* **PROBLEM STATEMENT**
In the entries below, how many lines hold the string "zoom"? Give only the number.

* **ENTRIES SHOWN**
◆ ◆ ◆ ◆ ◆

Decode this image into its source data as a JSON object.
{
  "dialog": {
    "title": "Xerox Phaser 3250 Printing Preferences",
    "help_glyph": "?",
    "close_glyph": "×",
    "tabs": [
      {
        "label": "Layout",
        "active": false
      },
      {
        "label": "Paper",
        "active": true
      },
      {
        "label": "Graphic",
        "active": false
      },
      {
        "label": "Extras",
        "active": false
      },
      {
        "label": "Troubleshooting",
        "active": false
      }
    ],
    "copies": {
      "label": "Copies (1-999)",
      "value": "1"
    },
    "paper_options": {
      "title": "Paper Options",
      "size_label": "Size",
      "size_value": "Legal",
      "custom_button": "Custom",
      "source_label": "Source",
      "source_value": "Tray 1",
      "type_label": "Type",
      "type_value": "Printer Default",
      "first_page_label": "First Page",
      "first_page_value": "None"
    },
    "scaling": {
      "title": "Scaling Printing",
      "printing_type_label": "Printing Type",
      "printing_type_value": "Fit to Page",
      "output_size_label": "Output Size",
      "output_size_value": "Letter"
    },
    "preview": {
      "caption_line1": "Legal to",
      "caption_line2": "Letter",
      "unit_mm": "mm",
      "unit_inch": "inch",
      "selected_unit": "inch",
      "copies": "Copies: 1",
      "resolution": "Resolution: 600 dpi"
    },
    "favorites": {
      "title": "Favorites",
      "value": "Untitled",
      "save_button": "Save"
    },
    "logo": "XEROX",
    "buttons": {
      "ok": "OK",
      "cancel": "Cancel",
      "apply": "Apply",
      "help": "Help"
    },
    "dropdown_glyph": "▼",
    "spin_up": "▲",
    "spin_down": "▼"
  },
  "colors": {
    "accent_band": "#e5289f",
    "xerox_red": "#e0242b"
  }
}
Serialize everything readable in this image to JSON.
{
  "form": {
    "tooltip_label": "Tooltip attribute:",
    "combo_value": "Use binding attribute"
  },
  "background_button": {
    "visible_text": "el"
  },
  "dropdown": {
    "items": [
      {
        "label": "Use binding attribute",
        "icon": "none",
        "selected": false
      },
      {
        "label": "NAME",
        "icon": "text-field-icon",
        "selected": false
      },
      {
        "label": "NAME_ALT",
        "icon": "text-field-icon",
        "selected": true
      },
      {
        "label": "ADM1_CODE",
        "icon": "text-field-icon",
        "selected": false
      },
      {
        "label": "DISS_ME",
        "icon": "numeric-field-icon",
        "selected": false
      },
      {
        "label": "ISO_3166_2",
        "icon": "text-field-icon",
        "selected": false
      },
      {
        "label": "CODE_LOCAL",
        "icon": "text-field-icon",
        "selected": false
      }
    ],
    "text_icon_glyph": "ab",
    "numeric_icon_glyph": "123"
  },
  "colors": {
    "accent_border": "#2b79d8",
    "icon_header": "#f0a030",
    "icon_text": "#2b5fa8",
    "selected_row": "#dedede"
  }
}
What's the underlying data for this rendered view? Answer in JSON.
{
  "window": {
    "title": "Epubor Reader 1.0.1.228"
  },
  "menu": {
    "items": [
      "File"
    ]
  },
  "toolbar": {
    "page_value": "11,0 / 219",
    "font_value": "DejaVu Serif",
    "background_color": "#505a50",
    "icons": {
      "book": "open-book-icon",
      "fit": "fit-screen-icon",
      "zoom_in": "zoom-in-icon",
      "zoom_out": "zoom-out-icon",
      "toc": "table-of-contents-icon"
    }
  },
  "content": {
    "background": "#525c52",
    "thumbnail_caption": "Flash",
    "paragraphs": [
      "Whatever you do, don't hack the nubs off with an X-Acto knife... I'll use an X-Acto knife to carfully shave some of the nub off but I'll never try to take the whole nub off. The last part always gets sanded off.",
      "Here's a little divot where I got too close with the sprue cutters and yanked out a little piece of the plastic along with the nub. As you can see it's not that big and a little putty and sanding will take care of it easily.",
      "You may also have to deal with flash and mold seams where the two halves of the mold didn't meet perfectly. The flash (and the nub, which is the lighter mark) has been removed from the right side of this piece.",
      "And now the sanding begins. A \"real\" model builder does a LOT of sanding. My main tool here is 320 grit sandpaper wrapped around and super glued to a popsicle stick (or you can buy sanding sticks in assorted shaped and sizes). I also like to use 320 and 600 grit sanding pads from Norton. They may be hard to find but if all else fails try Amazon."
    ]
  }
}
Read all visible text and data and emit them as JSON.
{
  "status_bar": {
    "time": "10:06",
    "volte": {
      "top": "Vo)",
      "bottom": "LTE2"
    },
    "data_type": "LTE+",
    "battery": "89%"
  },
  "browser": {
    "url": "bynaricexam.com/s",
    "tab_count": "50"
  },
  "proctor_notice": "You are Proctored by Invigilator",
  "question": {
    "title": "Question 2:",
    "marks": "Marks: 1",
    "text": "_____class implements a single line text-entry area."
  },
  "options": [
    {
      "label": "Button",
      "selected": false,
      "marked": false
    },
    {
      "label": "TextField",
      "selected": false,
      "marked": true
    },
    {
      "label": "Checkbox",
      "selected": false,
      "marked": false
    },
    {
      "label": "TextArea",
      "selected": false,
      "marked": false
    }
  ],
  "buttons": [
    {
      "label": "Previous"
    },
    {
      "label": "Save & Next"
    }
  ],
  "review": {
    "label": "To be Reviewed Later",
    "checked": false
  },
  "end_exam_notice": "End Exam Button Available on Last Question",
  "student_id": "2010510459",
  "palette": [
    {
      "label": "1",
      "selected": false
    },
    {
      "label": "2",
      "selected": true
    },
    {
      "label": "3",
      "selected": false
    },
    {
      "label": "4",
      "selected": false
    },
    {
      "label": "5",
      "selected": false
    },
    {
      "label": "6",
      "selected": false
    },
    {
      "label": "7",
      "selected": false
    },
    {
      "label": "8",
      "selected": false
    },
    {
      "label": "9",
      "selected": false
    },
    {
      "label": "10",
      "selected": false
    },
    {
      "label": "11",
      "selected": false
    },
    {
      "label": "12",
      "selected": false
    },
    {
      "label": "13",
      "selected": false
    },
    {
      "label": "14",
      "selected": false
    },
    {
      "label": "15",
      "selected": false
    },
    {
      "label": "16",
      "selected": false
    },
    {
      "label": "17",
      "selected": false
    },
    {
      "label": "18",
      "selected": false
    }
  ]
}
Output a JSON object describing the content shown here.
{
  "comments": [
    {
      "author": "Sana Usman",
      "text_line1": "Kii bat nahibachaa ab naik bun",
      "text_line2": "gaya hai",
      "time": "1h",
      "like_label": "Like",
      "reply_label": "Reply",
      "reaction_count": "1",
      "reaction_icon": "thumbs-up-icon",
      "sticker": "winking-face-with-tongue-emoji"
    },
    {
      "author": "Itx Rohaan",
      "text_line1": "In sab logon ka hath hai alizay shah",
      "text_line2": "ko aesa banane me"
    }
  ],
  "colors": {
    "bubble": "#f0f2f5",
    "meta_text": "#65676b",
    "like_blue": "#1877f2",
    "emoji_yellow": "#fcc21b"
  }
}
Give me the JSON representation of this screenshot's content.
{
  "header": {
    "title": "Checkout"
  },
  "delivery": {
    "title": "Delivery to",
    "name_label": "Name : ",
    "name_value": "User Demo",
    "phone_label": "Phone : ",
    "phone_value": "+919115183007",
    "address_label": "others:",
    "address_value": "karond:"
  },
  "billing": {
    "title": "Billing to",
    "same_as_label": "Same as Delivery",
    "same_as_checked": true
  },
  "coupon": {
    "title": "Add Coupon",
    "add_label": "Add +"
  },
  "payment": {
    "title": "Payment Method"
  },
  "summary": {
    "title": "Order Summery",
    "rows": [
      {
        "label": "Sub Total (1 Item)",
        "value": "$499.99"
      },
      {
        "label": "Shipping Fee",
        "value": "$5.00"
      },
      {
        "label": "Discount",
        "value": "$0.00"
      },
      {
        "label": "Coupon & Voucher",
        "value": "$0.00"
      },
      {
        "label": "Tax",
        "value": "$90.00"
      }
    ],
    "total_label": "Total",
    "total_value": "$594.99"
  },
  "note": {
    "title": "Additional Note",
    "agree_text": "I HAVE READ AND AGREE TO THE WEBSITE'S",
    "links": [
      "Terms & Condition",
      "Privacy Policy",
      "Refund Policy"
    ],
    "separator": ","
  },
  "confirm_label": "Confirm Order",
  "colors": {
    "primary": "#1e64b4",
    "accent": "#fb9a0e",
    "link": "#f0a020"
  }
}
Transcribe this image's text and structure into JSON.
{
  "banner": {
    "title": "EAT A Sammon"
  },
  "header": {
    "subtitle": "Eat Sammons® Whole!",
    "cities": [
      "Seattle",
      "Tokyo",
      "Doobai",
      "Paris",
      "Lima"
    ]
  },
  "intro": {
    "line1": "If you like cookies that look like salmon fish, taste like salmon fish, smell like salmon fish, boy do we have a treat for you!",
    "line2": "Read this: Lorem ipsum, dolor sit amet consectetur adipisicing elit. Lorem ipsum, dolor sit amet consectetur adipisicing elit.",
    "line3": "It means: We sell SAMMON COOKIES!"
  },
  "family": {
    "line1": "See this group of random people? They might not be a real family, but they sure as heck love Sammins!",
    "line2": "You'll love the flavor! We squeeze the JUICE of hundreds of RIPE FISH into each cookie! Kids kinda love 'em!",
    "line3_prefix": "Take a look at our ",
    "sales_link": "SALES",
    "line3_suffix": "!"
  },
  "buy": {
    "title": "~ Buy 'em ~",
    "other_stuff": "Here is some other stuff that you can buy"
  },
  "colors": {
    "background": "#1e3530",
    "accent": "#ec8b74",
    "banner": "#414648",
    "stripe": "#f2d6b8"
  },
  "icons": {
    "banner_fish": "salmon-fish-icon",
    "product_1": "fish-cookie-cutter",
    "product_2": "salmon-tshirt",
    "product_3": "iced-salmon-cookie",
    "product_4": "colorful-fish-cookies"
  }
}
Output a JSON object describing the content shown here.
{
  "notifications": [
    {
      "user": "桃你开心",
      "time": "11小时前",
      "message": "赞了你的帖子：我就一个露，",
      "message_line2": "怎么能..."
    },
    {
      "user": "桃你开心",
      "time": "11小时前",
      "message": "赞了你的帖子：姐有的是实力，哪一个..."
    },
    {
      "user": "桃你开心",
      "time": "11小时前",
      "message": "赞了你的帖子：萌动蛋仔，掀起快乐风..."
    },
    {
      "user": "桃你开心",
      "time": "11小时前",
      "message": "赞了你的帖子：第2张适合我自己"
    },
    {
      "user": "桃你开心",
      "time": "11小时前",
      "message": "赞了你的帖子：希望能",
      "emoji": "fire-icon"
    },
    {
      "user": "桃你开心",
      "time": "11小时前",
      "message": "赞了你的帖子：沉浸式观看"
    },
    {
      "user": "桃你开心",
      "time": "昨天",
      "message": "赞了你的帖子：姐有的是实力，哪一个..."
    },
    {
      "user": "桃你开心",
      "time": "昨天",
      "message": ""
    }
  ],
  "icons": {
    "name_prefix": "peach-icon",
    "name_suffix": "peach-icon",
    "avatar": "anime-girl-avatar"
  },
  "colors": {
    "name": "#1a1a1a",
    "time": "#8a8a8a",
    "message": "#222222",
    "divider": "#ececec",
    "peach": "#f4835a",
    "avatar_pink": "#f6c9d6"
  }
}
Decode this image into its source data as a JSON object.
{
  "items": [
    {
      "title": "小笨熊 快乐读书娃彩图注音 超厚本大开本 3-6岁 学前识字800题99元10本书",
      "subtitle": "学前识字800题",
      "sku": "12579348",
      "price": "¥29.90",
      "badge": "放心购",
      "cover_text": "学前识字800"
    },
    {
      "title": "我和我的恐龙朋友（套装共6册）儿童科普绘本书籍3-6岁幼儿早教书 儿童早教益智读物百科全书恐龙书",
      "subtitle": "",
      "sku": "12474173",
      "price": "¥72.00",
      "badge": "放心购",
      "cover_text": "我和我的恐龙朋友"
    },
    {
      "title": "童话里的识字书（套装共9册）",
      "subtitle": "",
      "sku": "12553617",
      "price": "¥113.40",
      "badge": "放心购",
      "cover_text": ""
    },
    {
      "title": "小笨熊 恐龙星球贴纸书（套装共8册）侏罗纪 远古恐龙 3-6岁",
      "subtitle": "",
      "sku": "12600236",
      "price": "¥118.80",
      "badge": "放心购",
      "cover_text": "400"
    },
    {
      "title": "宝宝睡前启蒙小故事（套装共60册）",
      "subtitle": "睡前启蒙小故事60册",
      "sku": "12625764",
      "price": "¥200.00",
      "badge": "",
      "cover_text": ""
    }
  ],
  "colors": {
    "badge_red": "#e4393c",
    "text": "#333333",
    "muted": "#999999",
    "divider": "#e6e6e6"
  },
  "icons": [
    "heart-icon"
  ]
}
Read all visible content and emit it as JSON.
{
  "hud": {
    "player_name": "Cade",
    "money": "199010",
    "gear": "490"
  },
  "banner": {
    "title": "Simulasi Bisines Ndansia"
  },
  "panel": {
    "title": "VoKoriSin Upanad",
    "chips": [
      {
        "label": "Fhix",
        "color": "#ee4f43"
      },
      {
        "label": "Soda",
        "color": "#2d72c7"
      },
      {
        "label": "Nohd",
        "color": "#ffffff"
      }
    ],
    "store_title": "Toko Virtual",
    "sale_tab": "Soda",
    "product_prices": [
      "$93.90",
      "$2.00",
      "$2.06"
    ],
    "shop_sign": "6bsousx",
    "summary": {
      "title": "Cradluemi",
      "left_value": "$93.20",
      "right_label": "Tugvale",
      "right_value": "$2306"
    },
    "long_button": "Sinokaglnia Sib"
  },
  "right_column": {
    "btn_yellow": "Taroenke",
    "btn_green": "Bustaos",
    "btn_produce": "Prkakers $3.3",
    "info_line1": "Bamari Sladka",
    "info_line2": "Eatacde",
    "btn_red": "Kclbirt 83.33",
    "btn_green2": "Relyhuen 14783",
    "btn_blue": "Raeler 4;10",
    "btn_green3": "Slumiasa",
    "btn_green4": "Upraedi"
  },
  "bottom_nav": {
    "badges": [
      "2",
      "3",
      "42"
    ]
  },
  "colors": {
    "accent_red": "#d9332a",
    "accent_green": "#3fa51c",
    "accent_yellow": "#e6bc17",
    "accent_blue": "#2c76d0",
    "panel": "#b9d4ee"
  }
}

◆ ◆ ◆ ◆ ◆

* **EXERCISE RESULT**
2